All of the material should be reproduced exactly, with pictures left out.

Items
--- Begin ---
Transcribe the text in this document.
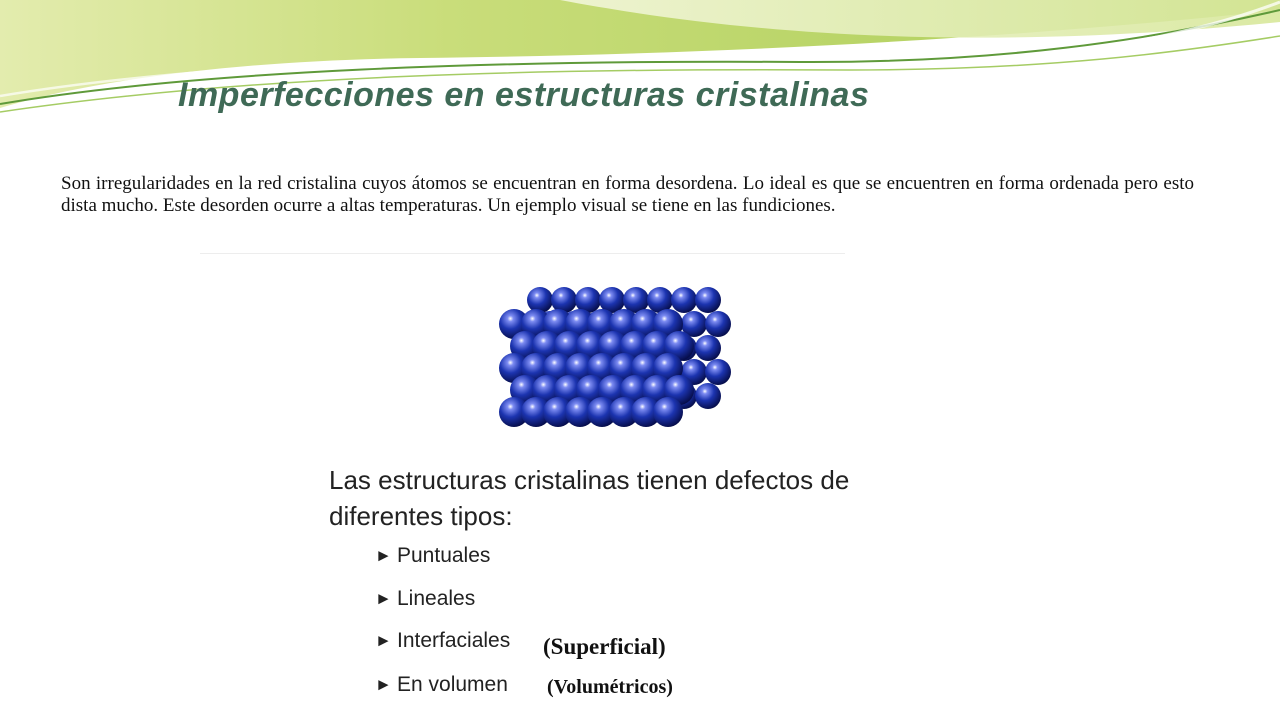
Imperfecciones en estructuras cristalinas

Son irregularidades en la red cristalina cuyos átomos se encuentran en forma desordena. Lo ideal es que se encuentren en forma ordenada pero esto dista mucho. Este desorden ocurre a altas temperaturas. Un ejemplo visual se tiene en las fundiciones.

Las estructuras cristalinas tienen defectos de diferentes tipos:

► Puntuales
► Lineales
► Interfaciales
► En volumen
(Superficial)
(Volumétricos)
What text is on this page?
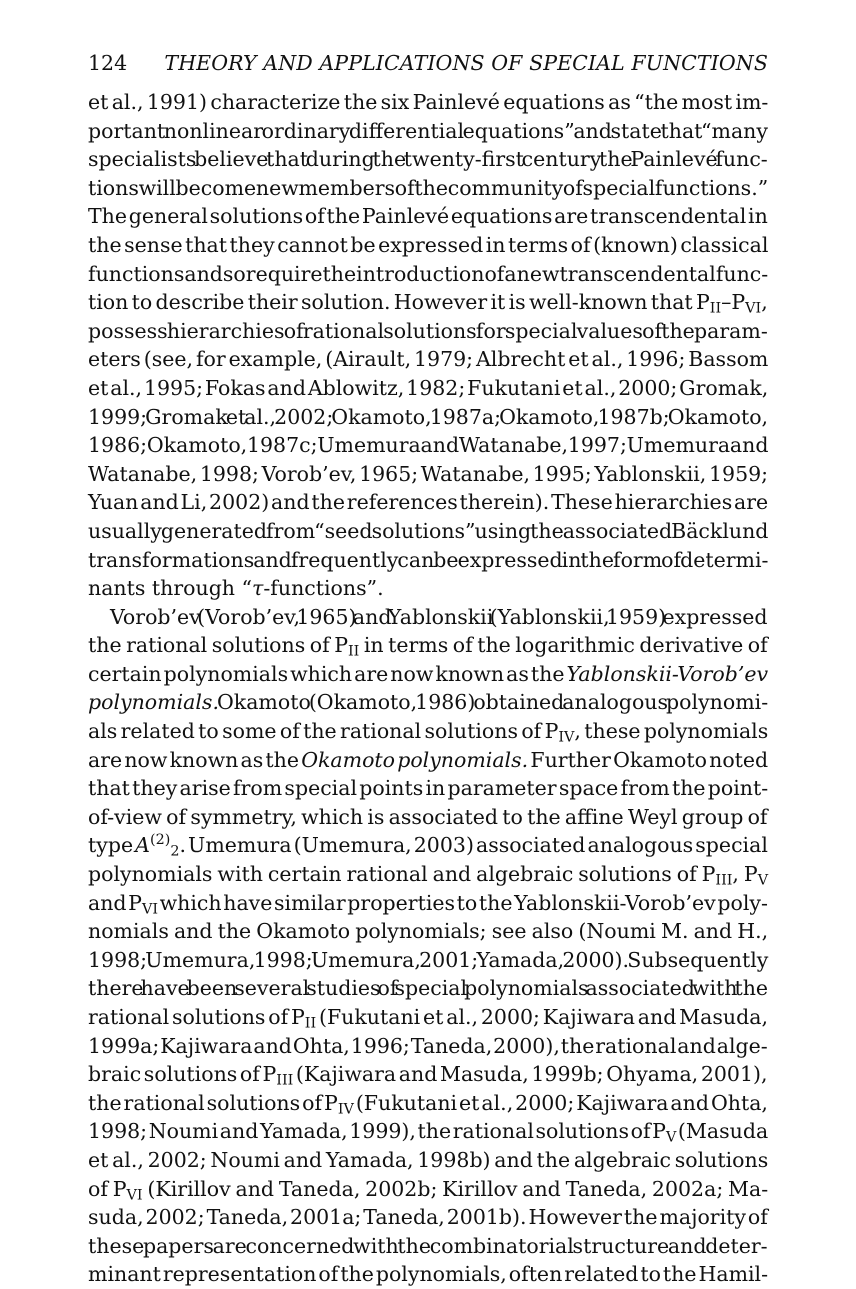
124 THEORY AND APPLICATIONS OF SPECIAL FUNCTIONS
et al., 1991) characterize the six Painlevé equations as “the most im-
portant nonlinear ordinary differential equations” and state that “many
specialists believe that during the twenty-first century the Painlevé func-
tions will become new members of the community of special functions.”
The general solutions of the Painlevé equations are transcendental in
the sense that they cannot be expressed in terms of (known) classical
functions and so require the introduction of a new transcendental func-
tion to describe their solution. However it is well-known that $P_{II}-P_{VI}$,
possess hierarchies of rational solutions for special values of the param-
eters (see, for example, (Airault, 1979; Albrecht et al., 1996; Bassom
et al., 1995; Fokas and Ablowitz, 1982; Fukutani et al., 2000; Gromak,
1999; Gromak et al., 2002; Okamoto, 1987a; Okamoto, 1987b; Okamoto,
1986; Okamoto, 1987c; Umemura and Watanabe, 1997; Umemura and
Watanabe, 1998; Vorob’ev, 1965; Watanabe, 1995; Yablonskii, 1959;
Yuan and Li, 2002) and the references therein). These hierarchies are
usually generated from “seed solutions” using the associated Bäcklund
transformations and frequently can be expressed in the form of determi-
nants through “τ-functions”.
Vorob’ev (Vorob’ev, 1965) and Yablonskii (Yablonskii, 1959) expressed
the rational solutions of $P_{II}$ in terms of the logarithmic derivative of
certain polynomials which are now known as the Yablonskii-Vorob’ev
polynomials. Okamoto (Okamoto, 1986) obtained analogous polynomi-
als related to some of the rational solutions of $P_{IV}$, these polynomials
are now known as the Okamoto polynomials. Further Okamoto noted
that they arise from special points in parameter space from the point-
of-view of symmetry, which is associated to the affine Weyl group of
type $A^{(2)}_2$. Umemura (Umemura, 2003) associated analogous special
polynomials with certain rational and algebraic solutions of $P_{III}$, $P_V$
and $P_{VI}$ which have similar properties to the Yablonskii-Vorob’ev poly-
nomials and the Okamoto polynomials; see also (Noumi M. and H.,
1998; Umemura, 1998; Umemura, 2001; Yamada, 2000). Subsequently
there have been several studies of special polynomials associated with the
rational solutions of $P_{II}$ (Fukutani et al., 2000; Kajiwara and Masuda,
1999a; Kajiwara and Ohta, 1996; Taneda, 2000), the rational and alge-
braic solutions of $P_{III}$ (Kajiwara and Masuda, 1999b; Ohyama, 2001),
the rational solutions of $P_{IV}$ (Fukutani et al., 2000; Kajiwara and Ohta,
1998; Noumi and Yamada, 1999), the rational solutions of $P_V$ (Masuda
et al., 2002; Noumi and Yamada, 1998b) and the algebraic solutions
of $P_{VI}$ (Kirillov and Taneda, 2002b; Kirillov and Taneda, 2002a; Ma-
suda, 2002; Taneda, 2001a; Taneda, 2001b). However the majority of
these papers are concerned with the combinatorial structure and deter-
minant representation of the polynomials, often related to the Hamil-
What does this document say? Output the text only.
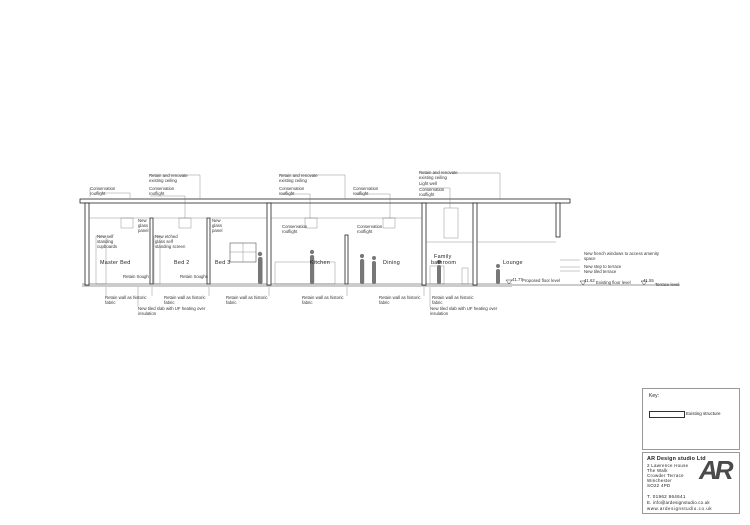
Master Bed	Bed 2	Bed 3	Kitchen	Dining
Family
bathroom	Lounge
Conservation
rooflight
Retain and renovate
existing ceiling
Conservation
rooflight
Retain and renovate
existing ceiling
Conservation
rooflight
Conservation
rooflight
Retain and renovate
existing ceiling
Light well
Conservation
rooflight
New self
standing
cupboards
New
glass
panel
New etched
glass self
standing screen
New
glass
panel
Conservation
rooflight
Conservation
rooflight
Retain trough	Retain troughs
Retain wall as historic
fabric
Retain wall as historic
fabric
Retain wall as historic
fabric
Retain wall as historic
fabric
Retain wall as historic
fabric
Retain wall as historic
fabric
New tiled slab with UF heating over
insulation
New tiled slab with UF heating over
insulation
New french windows to access amenity
space
New step to terrace
New tiled terrace
41.77 Proposed floor level	41.62 Existing floor level	41.55
Terrace level
Key:
Existing structure
AR Design studio Ltd
2 Lawrence House
The Walk
Crowder Terrace
Winchester
SO22 4PD
AR
T. 01962 864641
E. info@ardesignstudio.co.uk
www.ardesignstudio.co.uk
--- End ---
Complete output
Transcribe the text in this document.
Imperfecciones en estructuras cristalinas

Son irregularidades en la red cristalina cuyos átomos se encuentran en forma desordena. Lo ideal es que se encuentren en forma ordenada pero esto dista mucho. Este desorden ocurre a altas temperaturas. Un ejemplo visual se tiene en las fundiciones.

Las estructuras cristalinas tienen defectos de diferentes tipos:

► Puntuales
► Lineales
► Interfaciales
► En volumen
(Superficial)
(Volumétricos)
What text is on this page?
124 THEORY AND APPLICATIONS OF SPECIAL FUNCTIONS
et al., 1991) characterize the six Painlevé equations as “the most im-
portant nonlinear ordinary differential equations” and state that “many
specialists believe that during the twenty-first century the Painlevé func-
tions will become new members of the community of special functions.”
The general solutions of the Painlevé equations are transcendental in
the sense that they cannot be expressed in terms of (known) classical
functions and so require the introduction of a new transcendental func-
tion to describe their solution. However it is well-known that $P_{II}-P_{VI}$,
possess hierarchies of rational solutions for special values of the param-
eters (see, for example, (Airault, 1979; Albrecht et al., 1996; Bassom
et al., 1995; Fokas and Ablowitz, 1982; Fukutani et al., 2000; Gromak,
1999; Gromak et al., 2002; Okamoto, 1987a; Okamoto, 1987b; Okamoto,
1986; Okamoto, 1987c; Umemura and Watanabe, 1997; Umemura and
Watanabe, 1998; Vorob’ev, 1965; Watanabe, 1995; Yablonskii, 1959;
Yuan and Li, 2002) and the references therein). These hierarchies are
usually generated from “seed solutions” using the associated Bäcklund
transformations and frequently can be expressed in the form of determi-
nants through “τ-functions”.
Vorob’ev (Vorob’ev, 1965) and Yablonskii (Yablonskii, 1959) expressed
the rational solutions of $P_{II}$ in terms of the logarithmic derivative of
certain polynomials which are now known as the Yablonskii-Vorob’ev
polynomials. Okamoto (Okamoto, 1986) obtained analogous polynomi-
als related to some of the rational solutions of $P_{IV}$, these polynomials
are now known as the Okamoto polynomials. Further Okamoto noted
that they arise from special points in parameter space from the point-
of-view of symmetry, which is associated to the affine Weyl group of
type $A^{(2)}_2$. Umemura (Umemura, 2003) associated analogous special
polynomials with certain rational and algebraic solutions of $P_{III}$, $P_V$
and $P_{VI}$ which have similar properties to the Yablonskii-Vorob’ev poly-
nomials and the Okamoto polynomials; see also (Noumi M. and H.,
1998; Umemura, 1998; Umemura, 2001; Yamada, 2000). Subsequently
there have been several studies of special polynomials associated with the
rational solutions of $P_{II}$ (Fukutani et al., 2000; Kajiwara and Masuda,
1999a; Kajiwara and Ohta, 1996; Taneda, 2000), the rational and alge-
braic solutions of $P_{III}$ (Kajiwara and Masuda, 1999b; Ohyama, 2001),
the rational solutions of $P_{IV}$ (Fukutani et al., 2000; Kajiwara and Ohta,
1998; Noumi and Yamada, 1999), the rational solutions of $P_V$ (Masuda
et al., 2002; Noumi and Yamada, 1998b) and the algebraic solutions
of $P_{VI}$ (Kirillov and Taneda, 2002b; Kirillov and Taneda, 2002a; Ma-
suda, 2002; Taneda, 2001a; Taneda, 2001b). However the majority of
these papers are concerned with the combinatorial structure and deter-
minant representation of the polynomials, often related to the Hamil-
What does this document say? Output the text only.
Master Bed	Bed 2	Bed 3	Kitchen	Dining
Family
bathroom	Lounge
Conservation
rooflight
Retain and renovate
existing ceiling
Conservation
rooflight
Retain and renovate
existing ceiling
Conservation
rooflight
Conservation
rooflight
Retain and renovate
existing ceiling
Light well
Conservation
rooflight
New self
standing
cupboards
New
glass
panel
New etched
glass self
standing screen
New
glass
panel
Conservation
rooflight
Conservation
rooflight
Retain trough	Retain troughs
Retain wall as historic
fabric
Retain wall as historic
fabric
Retain wall as historic
fabric
Retain wall as historic
fabric
Retain wall as historic
fabric
Retain wall as historic
fabric
New tiled slab with UF heating over
insulation
New tiled slab with UF heating over
insulation
New french windows to access amenity
space
New step to terrace
New tiled terrace
41.77 Proposed floor level	41.62 Existing floor level	41.55
Terrace level
Key:
Existing structure
AR Design studio Ltd
2 Lawrence House
The Walk
Crowder Terrace
Winchester
SO22 4PD
AR
T. 01962 864641
E. info@ardesignstudio.co.uk
www.ardesignstudio.co.uk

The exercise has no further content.